Archive for the 'Technology' Category

TiECon East - Panel on Emerging Models in the Web Space

Monday, June 9th, 2008

I was asked to put together a group of interesting folks to discuss issues related to, the oft abused moniker, Web 2.0 for the TiECon East event held in Waltham, MA on May 30.

I picked people that I thought were the most interesting and capable of having a conversation about the future of the Web and business models related to it. Thanks to the following folks bringing their insight to the panel:

Fred Wilson - A VC from NYC is a thought leader in this space with a wicked (we saw that word here in Boston) sense of humor to boot.
Don Dodge - The man with the coolest name in Tech is in BD with Microsoft’s Emerging Business Team. He always has insights given his vast operating experience.
Brian Balfour - Founder of Viximo, based in Cambridge, MA, is leading the charge with new ways to monetize social networks with digital goods.
Nabeel Hyatt - Nabeel runs Conduit Labs, a social gaming platform. You can find him sipping lattes at Open Coffee Boston and talking entrepreneurship.

And David Cancel, Lookery CTO and Founder, asked the interesting questions and steered the panel.

#### [Exercise tasks]
1/ In the TiECon East panel post, where and on what date was the TiECon East event held?
2/ Reproduce the passage of the TiECon East panel post between "TiECon East - Panel" and "humor to boot.", inclusive.

#### [Study material]
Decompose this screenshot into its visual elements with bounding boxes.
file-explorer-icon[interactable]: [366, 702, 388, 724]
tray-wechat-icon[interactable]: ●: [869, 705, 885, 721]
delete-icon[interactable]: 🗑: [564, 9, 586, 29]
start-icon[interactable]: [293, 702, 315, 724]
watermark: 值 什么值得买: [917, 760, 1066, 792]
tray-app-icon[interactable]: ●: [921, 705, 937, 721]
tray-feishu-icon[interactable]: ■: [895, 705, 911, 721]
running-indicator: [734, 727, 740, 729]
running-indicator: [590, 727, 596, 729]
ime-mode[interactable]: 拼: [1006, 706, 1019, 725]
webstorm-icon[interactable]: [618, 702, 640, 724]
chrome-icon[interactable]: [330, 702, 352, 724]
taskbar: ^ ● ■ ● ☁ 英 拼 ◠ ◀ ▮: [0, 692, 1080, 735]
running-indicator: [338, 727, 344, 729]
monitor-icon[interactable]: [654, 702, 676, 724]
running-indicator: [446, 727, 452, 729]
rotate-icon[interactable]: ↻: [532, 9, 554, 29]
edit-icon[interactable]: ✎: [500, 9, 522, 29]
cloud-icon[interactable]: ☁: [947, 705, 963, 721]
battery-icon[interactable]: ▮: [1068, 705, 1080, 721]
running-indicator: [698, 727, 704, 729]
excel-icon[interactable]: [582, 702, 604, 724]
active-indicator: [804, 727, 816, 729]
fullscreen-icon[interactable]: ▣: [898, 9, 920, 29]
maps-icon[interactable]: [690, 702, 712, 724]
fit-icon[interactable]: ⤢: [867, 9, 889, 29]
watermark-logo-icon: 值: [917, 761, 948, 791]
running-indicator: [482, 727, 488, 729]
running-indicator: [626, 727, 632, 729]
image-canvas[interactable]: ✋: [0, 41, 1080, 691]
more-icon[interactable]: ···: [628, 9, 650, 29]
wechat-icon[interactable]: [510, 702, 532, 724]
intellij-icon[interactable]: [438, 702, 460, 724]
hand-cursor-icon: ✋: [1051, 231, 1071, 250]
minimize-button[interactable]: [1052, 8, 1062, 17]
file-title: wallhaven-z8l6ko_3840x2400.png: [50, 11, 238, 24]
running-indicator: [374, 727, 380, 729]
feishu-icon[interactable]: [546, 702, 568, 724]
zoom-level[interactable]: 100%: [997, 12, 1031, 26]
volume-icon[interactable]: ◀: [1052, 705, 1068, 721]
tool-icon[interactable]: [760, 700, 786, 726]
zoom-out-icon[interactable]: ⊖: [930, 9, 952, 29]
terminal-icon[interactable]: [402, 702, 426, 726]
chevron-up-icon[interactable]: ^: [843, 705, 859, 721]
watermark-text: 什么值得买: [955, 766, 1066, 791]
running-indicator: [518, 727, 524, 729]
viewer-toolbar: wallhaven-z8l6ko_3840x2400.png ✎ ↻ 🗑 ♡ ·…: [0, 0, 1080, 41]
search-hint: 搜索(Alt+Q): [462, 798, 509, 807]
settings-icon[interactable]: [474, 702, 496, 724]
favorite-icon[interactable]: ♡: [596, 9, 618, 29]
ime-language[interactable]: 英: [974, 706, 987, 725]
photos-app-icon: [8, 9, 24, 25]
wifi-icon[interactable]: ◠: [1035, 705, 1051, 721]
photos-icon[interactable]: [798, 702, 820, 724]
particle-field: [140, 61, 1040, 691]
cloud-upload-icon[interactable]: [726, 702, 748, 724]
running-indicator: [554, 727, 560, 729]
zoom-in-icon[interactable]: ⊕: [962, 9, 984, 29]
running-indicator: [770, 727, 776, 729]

#### [Task-by-task results]
1/ Waltham, MA, on May 30.

2/
TiECon East - Panel on Emerging Models in the Web Space

Monday, June 9th, 2008

I was asked to put together a group of interesting folks to discuss issues related to, the oft abused moniker, Web 2.0 for the TiECon East event held in Waltham, MA on May 30.

I picked people that I thought were the most interesting and capable of having a conversation about the future of the Web and business models related to it. Thanks to the following folks bringing their insight to the panel:

Fred Wilson - A VC from NYC is a thought leader in this space with a wicked (we saw that word here in Boston) sense of humor to boot.